## Reading passage
BEGIN

My own advice is to only use the application in instances where you will actively be participating in a conversation. If you are only going to speak occasionally, like when you are watching television with others...turn it off. The feedback will be distracting. Overall, I am very pleased with the results. The application is exceedingly inexpensive at just 99 cents and the results were/are immediate. And if they aren't for you...well, you've only lost ten bucks. :)

Friday, October 22, 2010

An Award & A Difficult Academic Task

Apparently, my blog was one of 10 winners for the 2010 Top Stuttering Stammering Blogs (see the badge in the right-hand column). You can read about who hosts this selection at at this link here. I really do appreciate those who voted for this blog, appreciate the organization who sponsors the yearly distinction, and certainly am humbled to be included with my fellow bloggers on that list, most with whom I have become familiar over the years of maintaining this blog. To be listed right below Tom Weidig is a true honor, given the time and tremendous work he expends every year in the study of stammering and given his impressive academic credentials. You may have read before that he and I had the chance to sit and talk in a coffee house in San Diego a few years ago. He is just as charming in person as he is in his writing. And just as passionate about the study of stammering/stuttering.

I am currently back in school again...yes, again (actually, I think I mentioned this already). It seems I have become addicted to being enrolled in school. Otherwise, I feel lazy and unproductive and I hate both of those things. For one of the courses I am required to take (Language and Communication) I was required to develop a thesis statement and then provide research and an outline for a live presentation of my subject and thesis, write an APA-formatted outline, at least one visual aid, and then I was required to VIDEO TAPE the presentation without editing and have at least one person in the audience ask 2-3 questions at the end, followed by my answers.

Let me start by saying that I am a very comfortable public speaker. I am most fluent when I am at a podium or if there is a microphone in my hand. I facilitate many psychoeducational groups at work with at least 10-15 teenagers in attendance. Most of my groups are educational in nature and consist of me lecturing and asking questions of the teens. I feel most comfortable, speaking-wise, when I am in front of an audience. Unless...unless...unless...there is a camcorder running and it is being recorded. Then, I turn into a stuttering, fumbling, sweaty-palmed jackass. And that is what happened with this project. It took me 5 times to finally get all the way through it. Each of the four times, I would get nearly through the presentation and then suddenly, I would block irrevocably and I would just turn the camera off because I can't bear the thought of my college instructors seeing how I look when I stutter. Further, I have no desire to immortalize such an event on film, digital or otherwise.

Ultimately, I was able to get through it, with stuttering, and decided that, since it was a required part of the course, I had no choice but to live with it. I did let the graders know of my stuttering condition, however, and informed them that the stuttering was unavoidable and that I sincerely hoped I would not be penalized for it, grade-wise. Turns out, I was not. I passed the task and was told the work was excellent.

What stands out in my mind, however, about this event is how traumatized I felt after each failed attempt. My hands were sweaty and shaking, I was depressed, embarrassed with myself and felt like a complete failure. After the second try, I was almost ready to give up on the prospect of even trying again. I literally felt very invaded and traumatized. I felt like I was being forced to put my disability on display for others to view and that is a horrible, terrible feeling.

Okay, I'm done being a victim. :)

Stuttering can be a real pain in the arse at times!

END

## What this task involves
In the blog post, what course required the videotaped presentation?

## Stored data
BEGIN

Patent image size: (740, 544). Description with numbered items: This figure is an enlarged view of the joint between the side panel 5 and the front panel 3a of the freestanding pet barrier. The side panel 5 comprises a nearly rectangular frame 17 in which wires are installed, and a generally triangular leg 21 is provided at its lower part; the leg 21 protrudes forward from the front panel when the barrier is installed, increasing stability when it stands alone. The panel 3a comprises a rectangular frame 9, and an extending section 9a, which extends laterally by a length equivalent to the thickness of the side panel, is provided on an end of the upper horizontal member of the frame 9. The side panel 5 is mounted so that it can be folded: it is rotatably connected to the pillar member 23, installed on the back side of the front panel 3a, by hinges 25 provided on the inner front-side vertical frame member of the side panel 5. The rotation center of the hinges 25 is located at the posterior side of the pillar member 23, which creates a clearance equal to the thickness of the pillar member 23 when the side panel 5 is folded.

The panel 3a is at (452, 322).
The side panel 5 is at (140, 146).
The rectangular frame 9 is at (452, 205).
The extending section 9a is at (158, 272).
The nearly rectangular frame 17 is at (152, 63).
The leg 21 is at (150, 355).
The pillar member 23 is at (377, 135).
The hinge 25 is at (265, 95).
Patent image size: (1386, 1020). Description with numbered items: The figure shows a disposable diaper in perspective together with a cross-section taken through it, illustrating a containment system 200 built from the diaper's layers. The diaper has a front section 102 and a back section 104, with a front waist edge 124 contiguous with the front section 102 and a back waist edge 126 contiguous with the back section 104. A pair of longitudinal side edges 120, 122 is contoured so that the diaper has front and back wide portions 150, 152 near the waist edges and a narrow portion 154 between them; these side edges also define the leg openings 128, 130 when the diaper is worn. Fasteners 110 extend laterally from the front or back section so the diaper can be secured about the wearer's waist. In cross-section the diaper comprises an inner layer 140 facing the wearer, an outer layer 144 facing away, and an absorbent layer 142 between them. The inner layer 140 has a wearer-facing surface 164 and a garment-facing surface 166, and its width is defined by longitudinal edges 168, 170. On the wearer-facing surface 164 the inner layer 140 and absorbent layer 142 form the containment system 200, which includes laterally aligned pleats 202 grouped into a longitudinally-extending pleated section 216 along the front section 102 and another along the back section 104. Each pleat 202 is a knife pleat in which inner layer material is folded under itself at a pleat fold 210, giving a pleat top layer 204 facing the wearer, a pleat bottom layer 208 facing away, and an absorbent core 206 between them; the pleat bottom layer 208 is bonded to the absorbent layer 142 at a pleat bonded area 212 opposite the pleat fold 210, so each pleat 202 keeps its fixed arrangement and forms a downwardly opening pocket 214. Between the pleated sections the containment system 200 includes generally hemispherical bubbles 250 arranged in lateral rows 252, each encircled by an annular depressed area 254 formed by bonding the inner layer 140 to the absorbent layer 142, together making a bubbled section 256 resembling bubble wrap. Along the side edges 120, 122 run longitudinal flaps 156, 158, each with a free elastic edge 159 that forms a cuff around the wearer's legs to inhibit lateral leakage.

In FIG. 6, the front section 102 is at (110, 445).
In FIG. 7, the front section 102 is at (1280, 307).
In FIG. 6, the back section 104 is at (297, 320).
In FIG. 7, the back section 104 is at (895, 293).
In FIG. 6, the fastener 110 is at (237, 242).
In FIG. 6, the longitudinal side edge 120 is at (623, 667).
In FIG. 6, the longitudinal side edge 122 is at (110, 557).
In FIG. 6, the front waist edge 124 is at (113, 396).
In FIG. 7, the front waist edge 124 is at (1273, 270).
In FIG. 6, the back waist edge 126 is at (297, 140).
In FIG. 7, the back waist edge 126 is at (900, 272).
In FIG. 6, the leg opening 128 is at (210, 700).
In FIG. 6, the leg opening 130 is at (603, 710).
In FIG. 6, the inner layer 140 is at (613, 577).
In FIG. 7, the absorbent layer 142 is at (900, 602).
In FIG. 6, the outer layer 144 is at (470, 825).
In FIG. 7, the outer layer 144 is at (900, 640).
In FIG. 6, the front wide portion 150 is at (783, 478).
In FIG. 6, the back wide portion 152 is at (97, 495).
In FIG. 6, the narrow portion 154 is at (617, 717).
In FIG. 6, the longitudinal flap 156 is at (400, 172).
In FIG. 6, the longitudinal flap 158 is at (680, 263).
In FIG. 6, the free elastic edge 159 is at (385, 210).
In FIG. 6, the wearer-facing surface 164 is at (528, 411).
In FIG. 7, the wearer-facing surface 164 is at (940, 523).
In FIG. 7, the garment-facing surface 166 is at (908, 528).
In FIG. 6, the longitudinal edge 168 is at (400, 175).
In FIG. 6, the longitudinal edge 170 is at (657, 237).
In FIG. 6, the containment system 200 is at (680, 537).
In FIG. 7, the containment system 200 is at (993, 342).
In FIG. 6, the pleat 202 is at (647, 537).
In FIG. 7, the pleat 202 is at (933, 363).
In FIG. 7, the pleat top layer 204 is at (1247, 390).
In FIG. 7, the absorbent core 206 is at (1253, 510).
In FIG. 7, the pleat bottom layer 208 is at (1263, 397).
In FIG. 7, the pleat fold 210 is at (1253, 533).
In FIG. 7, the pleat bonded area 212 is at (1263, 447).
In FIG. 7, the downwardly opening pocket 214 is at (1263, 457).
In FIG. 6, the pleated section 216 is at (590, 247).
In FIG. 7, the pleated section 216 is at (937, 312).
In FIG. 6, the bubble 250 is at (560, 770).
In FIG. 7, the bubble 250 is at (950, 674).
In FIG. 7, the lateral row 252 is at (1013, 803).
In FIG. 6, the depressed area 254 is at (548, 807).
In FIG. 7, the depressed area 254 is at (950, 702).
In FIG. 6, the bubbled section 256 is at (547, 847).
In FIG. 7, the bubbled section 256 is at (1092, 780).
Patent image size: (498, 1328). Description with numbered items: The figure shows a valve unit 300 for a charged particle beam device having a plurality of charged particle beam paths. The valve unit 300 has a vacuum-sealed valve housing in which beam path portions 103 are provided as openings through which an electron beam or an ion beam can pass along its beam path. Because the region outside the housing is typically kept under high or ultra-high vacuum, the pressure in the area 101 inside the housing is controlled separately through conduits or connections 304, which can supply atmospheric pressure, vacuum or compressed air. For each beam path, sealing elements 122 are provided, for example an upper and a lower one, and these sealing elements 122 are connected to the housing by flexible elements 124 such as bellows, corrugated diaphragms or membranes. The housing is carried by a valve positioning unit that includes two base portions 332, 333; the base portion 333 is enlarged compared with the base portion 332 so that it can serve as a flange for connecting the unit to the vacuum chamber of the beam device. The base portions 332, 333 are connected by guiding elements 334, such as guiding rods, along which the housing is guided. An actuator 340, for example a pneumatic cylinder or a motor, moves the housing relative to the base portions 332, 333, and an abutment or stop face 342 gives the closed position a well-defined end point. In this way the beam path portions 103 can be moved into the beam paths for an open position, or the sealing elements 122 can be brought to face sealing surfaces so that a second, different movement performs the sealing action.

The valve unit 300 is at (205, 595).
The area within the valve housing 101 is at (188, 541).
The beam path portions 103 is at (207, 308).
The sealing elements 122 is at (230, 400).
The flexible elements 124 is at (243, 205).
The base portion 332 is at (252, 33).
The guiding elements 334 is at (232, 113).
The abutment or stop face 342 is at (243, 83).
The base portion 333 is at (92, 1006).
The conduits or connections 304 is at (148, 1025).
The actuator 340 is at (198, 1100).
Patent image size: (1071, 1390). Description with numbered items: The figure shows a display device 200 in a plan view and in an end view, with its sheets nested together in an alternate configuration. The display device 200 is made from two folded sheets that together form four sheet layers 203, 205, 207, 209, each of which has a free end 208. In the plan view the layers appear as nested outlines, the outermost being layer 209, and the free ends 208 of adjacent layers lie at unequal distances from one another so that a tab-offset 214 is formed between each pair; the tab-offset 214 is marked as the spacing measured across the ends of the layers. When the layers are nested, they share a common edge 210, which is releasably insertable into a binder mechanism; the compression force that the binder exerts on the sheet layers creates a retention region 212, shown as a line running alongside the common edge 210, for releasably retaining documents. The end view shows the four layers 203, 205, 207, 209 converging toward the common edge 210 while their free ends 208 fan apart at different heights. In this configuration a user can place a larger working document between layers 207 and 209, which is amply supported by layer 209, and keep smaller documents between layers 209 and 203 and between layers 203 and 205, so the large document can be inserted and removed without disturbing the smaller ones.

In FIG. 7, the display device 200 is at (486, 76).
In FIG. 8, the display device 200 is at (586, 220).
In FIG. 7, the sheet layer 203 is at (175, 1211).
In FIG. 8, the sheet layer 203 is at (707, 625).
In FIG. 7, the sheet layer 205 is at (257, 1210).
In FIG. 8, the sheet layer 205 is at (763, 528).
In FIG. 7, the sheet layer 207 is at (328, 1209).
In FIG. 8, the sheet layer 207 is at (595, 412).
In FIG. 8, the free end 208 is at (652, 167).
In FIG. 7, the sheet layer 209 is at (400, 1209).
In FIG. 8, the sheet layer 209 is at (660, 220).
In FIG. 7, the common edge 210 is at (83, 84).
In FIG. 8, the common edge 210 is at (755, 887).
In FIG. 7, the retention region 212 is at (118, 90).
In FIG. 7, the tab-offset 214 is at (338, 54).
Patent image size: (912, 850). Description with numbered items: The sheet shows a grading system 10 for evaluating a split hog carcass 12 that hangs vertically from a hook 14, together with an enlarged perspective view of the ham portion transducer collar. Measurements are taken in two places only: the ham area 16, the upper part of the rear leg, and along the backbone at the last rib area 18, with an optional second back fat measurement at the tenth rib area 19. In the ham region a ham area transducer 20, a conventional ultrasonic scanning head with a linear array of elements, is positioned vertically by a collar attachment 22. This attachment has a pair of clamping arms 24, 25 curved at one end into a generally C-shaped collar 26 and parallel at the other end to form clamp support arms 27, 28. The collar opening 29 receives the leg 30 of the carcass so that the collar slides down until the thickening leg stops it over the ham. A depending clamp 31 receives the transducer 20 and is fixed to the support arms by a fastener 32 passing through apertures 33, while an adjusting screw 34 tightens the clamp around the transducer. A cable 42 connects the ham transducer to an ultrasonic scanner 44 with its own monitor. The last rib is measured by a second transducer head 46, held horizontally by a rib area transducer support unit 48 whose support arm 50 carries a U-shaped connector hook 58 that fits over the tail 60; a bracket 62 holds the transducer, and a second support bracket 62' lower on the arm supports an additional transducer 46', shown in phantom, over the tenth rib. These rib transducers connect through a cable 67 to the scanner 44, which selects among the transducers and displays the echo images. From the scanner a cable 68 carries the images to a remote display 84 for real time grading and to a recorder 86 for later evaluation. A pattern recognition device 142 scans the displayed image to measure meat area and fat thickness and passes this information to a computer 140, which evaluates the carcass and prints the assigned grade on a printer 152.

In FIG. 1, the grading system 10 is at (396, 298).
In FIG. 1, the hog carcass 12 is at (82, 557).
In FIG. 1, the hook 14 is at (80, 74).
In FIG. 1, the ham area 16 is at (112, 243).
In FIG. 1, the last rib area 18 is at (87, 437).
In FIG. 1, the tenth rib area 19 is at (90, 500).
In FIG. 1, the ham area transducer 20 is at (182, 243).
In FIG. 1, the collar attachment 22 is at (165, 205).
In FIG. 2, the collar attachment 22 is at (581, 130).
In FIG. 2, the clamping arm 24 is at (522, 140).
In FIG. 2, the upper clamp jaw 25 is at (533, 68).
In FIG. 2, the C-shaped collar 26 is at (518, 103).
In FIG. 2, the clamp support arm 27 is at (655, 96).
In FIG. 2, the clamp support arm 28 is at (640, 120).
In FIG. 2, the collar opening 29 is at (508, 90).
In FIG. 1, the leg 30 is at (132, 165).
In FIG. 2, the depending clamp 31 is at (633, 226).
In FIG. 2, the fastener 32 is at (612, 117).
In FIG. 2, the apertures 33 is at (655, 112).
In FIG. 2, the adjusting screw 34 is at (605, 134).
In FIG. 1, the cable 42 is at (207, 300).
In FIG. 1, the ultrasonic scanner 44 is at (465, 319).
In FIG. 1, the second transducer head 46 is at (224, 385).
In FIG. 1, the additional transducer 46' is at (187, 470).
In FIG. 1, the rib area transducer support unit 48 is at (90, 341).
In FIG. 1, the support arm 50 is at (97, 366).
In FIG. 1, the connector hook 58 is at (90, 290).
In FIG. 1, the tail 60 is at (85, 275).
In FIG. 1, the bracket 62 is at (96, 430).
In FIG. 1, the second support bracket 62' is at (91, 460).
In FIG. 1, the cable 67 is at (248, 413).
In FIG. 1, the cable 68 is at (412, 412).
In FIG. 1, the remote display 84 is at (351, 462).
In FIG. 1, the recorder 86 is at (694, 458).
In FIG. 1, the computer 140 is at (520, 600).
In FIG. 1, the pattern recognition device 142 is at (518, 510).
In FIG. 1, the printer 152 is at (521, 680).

END

## Response to this task
Language and Communication